Request — Scan the records below for lines with the word "informacije", then state how many you find and nothing else.

Recorded information —
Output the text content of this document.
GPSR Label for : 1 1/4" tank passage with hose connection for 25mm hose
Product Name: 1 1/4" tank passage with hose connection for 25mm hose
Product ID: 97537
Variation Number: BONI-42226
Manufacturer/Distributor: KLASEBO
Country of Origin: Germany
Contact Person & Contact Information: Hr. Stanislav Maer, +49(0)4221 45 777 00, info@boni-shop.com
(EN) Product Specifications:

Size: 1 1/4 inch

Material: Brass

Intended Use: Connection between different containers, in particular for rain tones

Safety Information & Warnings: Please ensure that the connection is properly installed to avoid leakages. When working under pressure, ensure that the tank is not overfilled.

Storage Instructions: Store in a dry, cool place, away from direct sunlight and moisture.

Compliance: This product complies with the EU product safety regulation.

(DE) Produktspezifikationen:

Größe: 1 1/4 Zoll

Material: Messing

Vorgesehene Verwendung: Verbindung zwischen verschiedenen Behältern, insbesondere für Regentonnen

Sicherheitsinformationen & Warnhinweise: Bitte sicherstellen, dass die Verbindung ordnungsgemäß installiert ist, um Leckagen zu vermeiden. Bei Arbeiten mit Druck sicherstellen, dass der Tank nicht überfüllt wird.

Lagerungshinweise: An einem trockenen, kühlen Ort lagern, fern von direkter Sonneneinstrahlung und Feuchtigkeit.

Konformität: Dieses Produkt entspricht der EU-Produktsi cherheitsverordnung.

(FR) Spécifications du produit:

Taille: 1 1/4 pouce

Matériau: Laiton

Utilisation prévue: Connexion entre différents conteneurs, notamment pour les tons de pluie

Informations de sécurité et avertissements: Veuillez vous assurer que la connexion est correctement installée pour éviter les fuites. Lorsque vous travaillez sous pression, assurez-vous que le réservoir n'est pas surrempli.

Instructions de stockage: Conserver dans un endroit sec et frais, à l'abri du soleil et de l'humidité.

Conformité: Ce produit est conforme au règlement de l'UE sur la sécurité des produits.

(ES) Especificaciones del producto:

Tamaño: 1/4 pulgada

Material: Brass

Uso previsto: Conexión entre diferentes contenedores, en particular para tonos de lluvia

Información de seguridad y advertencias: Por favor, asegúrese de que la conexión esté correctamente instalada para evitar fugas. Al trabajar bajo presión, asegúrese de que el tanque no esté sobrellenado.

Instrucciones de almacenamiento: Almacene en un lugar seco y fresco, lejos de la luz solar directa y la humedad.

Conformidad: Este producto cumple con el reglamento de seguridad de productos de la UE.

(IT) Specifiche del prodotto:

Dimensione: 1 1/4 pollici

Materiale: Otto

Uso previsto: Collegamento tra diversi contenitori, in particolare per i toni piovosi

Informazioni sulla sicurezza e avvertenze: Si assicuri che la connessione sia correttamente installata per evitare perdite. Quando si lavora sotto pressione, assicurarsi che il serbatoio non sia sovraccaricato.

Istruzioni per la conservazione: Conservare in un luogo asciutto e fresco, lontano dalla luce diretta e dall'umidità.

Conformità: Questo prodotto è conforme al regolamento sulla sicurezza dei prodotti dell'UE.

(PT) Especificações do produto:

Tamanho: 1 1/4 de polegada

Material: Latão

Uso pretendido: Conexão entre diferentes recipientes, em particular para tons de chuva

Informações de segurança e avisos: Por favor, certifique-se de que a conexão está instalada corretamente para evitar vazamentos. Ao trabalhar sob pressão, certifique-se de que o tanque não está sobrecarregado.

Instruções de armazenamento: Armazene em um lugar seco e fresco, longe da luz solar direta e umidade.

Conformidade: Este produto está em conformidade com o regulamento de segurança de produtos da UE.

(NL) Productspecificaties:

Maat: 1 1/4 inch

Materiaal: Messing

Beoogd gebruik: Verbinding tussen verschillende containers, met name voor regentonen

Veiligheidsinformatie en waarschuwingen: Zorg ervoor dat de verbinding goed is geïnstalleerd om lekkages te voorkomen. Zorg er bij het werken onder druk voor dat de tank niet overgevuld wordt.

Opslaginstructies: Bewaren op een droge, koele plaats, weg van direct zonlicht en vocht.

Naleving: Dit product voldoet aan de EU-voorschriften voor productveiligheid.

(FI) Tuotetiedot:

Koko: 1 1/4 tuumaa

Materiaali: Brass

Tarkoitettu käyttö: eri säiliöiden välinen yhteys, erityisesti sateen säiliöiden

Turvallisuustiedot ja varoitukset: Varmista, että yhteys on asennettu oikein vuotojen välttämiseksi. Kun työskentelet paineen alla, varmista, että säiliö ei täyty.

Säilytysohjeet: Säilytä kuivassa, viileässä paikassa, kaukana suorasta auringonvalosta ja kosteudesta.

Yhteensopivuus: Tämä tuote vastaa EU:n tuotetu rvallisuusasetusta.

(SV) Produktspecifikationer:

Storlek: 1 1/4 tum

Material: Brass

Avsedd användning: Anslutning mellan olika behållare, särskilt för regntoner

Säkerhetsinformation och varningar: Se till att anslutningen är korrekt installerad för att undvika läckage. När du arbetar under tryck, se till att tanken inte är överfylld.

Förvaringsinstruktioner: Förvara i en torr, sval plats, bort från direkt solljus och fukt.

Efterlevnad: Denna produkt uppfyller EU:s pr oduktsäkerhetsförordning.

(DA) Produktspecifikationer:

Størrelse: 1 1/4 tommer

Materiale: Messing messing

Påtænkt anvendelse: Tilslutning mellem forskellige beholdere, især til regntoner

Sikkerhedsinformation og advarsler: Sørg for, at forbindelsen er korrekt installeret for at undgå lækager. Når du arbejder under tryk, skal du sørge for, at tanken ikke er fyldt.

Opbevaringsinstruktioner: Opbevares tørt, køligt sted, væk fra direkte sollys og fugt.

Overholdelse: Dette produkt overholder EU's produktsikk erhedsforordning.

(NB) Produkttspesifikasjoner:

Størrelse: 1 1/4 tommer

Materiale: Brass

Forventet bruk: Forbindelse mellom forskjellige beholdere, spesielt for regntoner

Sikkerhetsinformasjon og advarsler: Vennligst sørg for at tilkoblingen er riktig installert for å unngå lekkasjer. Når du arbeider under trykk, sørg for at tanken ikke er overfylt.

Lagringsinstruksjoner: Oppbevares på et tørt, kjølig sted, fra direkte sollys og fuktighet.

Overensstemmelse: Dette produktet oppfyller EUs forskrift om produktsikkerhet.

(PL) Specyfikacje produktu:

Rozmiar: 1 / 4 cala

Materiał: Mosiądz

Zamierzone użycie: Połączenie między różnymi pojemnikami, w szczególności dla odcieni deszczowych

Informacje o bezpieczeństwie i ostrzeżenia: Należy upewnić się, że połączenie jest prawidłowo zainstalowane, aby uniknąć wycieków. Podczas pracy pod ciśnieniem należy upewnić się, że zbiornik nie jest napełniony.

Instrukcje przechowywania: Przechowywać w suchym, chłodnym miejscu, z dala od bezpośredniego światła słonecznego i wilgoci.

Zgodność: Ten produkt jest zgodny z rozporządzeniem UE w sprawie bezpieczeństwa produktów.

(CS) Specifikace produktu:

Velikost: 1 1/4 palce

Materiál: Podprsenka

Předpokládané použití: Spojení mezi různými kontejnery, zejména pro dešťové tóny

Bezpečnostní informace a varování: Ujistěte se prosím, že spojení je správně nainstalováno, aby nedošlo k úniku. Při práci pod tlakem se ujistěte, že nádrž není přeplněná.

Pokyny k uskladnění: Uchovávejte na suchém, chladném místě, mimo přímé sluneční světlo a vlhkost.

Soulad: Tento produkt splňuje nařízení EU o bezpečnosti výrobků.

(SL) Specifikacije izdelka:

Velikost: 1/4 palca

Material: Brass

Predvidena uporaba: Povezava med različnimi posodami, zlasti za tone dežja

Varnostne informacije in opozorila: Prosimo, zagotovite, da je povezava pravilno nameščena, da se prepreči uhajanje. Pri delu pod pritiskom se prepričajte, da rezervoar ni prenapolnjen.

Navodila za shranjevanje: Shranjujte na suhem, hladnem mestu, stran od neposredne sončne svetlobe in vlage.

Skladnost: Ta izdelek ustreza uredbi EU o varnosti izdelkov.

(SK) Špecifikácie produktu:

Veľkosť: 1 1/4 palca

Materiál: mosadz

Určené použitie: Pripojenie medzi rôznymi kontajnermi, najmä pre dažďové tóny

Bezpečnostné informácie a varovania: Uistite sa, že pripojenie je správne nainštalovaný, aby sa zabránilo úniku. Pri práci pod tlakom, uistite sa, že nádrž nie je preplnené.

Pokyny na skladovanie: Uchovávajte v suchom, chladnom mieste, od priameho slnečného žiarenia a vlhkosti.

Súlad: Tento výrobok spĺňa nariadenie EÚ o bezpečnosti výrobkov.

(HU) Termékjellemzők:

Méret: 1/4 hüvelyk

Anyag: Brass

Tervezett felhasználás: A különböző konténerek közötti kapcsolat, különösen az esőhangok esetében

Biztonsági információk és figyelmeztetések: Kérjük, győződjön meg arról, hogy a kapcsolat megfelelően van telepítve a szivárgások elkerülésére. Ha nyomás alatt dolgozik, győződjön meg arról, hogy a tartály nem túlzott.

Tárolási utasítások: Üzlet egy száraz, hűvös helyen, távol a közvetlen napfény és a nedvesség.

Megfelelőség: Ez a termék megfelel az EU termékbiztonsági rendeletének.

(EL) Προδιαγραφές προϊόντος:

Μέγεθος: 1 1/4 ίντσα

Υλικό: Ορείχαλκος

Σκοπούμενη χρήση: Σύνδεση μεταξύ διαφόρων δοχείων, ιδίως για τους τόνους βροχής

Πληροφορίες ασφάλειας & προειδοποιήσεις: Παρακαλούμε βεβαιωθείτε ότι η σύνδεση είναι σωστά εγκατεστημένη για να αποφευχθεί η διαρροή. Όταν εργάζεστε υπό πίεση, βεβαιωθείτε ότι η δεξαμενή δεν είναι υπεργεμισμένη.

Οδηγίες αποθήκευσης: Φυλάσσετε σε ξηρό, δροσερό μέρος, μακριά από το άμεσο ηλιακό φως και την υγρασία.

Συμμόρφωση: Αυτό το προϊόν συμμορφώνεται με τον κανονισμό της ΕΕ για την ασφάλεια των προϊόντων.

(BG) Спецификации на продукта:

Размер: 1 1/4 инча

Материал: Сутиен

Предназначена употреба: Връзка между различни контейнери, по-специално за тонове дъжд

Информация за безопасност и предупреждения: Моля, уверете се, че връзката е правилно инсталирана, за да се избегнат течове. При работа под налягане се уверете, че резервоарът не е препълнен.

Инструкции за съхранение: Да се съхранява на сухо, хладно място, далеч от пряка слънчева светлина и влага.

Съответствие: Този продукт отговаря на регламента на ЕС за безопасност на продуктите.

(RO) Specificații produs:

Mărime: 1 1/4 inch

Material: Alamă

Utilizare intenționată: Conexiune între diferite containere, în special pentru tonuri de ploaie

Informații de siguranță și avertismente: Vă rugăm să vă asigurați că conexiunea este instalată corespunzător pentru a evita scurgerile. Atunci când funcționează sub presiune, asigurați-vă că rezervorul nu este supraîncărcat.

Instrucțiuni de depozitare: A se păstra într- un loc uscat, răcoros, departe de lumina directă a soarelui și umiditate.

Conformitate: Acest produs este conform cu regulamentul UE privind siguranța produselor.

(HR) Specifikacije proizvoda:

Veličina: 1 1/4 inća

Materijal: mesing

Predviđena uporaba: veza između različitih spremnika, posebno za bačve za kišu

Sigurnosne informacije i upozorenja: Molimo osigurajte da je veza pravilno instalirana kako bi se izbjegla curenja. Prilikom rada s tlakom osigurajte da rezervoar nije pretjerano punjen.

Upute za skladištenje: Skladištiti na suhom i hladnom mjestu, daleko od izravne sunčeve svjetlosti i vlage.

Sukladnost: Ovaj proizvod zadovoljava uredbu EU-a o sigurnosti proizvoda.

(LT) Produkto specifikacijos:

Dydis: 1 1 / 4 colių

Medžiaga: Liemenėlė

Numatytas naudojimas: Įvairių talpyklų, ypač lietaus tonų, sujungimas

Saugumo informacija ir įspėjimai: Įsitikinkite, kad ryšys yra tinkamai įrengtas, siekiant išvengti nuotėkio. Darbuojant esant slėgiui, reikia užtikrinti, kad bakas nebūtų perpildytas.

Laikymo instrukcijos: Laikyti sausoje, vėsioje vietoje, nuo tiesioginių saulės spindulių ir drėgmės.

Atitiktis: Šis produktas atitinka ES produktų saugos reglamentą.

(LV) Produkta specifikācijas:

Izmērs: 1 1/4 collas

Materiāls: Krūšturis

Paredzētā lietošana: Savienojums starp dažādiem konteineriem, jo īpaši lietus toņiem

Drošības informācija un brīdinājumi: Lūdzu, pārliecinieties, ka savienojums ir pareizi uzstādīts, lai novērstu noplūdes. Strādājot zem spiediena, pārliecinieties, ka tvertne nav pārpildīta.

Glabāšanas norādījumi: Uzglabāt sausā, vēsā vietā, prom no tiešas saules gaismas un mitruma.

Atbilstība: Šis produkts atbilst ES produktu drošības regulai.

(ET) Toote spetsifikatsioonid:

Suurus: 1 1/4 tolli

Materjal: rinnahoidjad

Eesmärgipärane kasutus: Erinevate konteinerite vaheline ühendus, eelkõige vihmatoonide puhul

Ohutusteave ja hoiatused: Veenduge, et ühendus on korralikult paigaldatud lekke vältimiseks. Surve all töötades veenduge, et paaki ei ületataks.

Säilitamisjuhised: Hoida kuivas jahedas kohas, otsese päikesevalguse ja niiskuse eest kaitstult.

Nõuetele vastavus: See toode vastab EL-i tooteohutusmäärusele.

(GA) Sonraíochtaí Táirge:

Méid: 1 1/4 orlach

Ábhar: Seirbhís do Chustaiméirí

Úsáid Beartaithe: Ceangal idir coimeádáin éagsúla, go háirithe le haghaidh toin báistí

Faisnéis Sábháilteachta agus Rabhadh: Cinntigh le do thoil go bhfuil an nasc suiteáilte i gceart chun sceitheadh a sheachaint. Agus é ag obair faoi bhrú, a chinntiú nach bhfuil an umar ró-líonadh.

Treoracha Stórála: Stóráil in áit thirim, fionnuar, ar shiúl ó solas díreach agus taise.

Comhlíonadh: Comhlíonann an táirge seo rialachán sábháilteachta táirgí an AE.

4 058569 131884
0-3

Full answer — 2